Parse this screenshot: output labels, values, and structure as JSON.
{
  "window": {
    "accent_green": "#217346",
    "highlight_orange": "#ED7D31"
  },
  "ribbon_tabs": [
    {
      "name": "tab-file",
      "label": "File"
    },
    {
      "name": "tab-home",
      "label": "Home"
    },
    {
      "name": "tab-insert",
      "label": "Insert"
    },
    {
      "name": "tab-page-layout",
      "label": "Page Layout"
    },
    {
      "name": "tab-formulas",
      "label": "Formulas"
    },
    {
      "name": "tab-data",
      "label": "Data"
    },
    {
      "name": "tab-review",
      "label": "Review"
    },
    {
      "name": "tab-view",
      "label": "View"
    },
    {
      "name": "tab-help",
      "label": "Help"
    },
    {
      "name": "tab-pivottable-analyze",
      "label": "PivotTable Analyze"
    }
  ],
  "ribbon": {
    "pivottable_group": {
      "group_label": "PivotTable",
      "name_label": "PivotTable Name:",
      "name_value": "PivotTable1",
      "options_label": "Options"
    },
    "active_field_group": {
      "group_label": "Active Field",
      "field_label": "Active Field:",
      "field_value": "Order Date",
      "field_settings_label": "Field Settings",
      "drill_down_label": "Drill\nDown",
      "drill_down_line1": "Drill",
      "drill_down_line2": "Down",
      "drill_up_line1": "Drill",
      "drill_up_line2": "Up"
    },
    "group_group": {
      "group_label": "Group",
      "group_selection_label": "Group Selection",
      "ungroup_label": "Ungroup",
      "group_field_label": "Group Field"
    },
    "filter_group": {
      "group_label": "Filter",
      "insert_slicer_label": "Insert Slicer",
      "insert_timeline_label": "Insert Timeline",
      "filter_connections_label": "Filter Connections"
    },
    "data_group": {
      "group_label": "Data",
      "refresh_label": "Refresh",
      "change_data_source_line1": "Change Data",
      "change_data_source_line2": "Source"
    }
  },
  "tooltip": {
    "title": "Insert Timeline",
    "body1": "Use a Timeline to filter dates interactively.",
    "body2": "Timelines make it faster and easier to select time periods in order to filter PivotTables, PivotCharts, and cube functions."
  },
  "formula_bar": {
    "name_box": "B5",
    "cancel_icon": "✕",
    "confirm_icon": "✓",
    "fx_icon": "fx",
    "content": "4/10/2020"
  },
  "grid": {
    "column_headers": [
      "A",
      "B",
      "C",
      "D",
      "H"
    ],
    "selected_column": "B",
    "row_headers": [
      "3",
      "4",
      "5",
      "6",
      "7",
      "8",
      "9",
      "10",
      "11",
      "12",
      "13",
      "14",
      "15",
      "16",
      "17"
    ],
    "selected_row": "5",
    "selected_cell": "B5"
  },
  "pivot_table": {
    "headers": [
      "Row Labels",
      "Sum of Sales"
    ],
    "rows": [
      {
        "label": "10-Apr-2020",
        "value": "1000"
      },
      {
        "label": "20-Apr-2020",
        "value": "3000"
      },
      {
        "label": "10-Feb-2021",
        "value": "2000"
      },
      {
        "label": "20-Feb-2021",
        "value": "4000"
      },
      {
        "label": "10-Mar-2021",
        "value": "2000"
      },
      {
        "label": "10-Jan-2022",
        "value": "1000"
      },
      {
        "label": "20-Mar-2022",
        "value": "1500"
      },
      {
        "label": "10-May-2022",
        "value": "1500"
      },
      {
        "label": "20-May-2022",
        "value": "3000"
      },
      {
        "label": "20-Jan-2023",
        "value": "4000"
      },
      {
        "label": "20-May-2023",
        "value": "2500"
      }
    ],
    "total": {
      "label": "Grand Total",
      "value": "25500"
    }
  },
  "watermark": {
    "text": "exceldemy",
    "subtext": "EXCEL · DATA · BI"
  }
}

========================================================================

**PROBLEM TO WORK ON:** Retype the entries exactly, including every line.

**THE REPLY:**
Parse this screenshot: output labels, values, and structure as JSON.
{
  "window": {
    "accent_green": "#217346",
    "highlight_orange": "#ED7D31"
  },
  "ribbon_tabs": [
    {
      "name": "tab-file",
      "label": "File"
    },
    {
      "name": "tab-home",
      "label": "Home"
    },
    {
      "name": "tab-insert",
      "label": "Insert"
    },
    {
      "name": "tab-page-layout",
      "label": "Page Layout"
    },
    {
      "name": "tab-formulas",
      "label": "Formulas"
    },
    {
      "name": "tab-data",
      "label": "Data"
    },
    {
      "name": "tab-review",
      "label": "Review"
    },
    {
      "name": "tab-view",
      "label": "View"
    },
    {
      "name": "tab-help",
      "label": "Help"
    },
    {
      "name": "tab-pivottable-analyze",
      "label": "PivotTable Analyze"
    }
  ],
  "ribbon": {
    "pivottable_group": {
      "group_label": "PivotTable",
      "name_label": "PivotTable Name:",
      "name_value": "PivotTable1",
      "options_label": "Options"
    },
    "active_field_group": {
      "group_label": "Active Field",
      "field_label": "Active Field:",
      "field_value": "Order Date",
      "field_settings_label": "Field Settings",
      "drill_down_label": "Drill\nDown",
      "drill_down_line1": "Drill",
      "drill_down_line2": "Down",
      "drill_up_line1": "Drill",
      "drill_up_line2": "Up"
    },
    "group_group": {
      "group_label": "Group",
      "group_selection_label": "Group Selection",
      "ungroup_label": "Ungroup",
      "group_field_label": "Group Field"
    },
    "filter_group": {
      "group_label": "Filter",
      "insert_slicer_label": "Insert Slicer",
      "insert_timeline_label": "Insert Timeline",
      "filter_connections_label": "Filter Connections"
    },
    "data_group": {
      "group_label": "Data",
      "refresh_label": "Refresh",
      "change_data_source_line1": "Change Data",
      "change_data_source_line2": "Source"
    }
  },
  "tooltip": {
    "title": "Insert Timeline",
    "body1": "Use a Timeline to filter dates interactively.",
    "body2": "Timelines make it faster and easier to select time periods in order to filter PivotTables, PivotCharts, and cube functions."
  },
  "formula_bar": {
    "name_box": "B5",
    "cancel_icon": "✕",
    "confirm_icon": "✓",
    "fx_icon": "fx",
    "content": "4/10/2020"
  },
  "grid": {
    "column_headers": [
      "A",
      "B",
      "C",
      "D",
      "H"
    ],
    "selected_column": "B",
    "row_headers": [
      "3",
      "4",
      "5",
      "6",
      "7",
      "8",
      "9",
      "10",
      "11",
      "12",
      "13",
      "14",
      "15",
      "16",
      "17"
    ],
    "selected_row": "5",
    "selected_cell": "B5"
  },
  "pivot_table": {
    "headers": [
      "Row Labels",
      "Sum of Sales"
    ],
    "rows": [
      {
        "label": "10-Apr-2020",
        "value": "1000"
      },
      {
        "label": "20-Apr-2020",
        "value": "3000"
      },
      {
        "label": "10-Feb-2021",
        "value": "2000"
      },
      {
        "label": "20-Feb-2021",
        "value": "4000"
      },
      {
        "label": "10-Mar-2021",
        "value": "2000"
      },
      {
        "label": "10-Jan-2022",
        "value": "1000"
      },
      {
        "label": "20-Mar-2022",
        "value": "1500"
      },
      {
        "label": "10-May-2022",
        "value": "1500"
      },
      {
        "label": "20-May-2022",
        "value": "3000"
      },
      {
        "label": "20-Jan-2023",
        "value": "4000"
      },
      {
        "label": "20-May-2023",
        "value": "2500"
      }
    ],
    "total": {
      "label": "Grand Total",
      "value": "25500"
    }
  },
  "watermark": {
    "text": "exceldemy",
    "subtext": "EXCEL · DATA · BI"
  }
}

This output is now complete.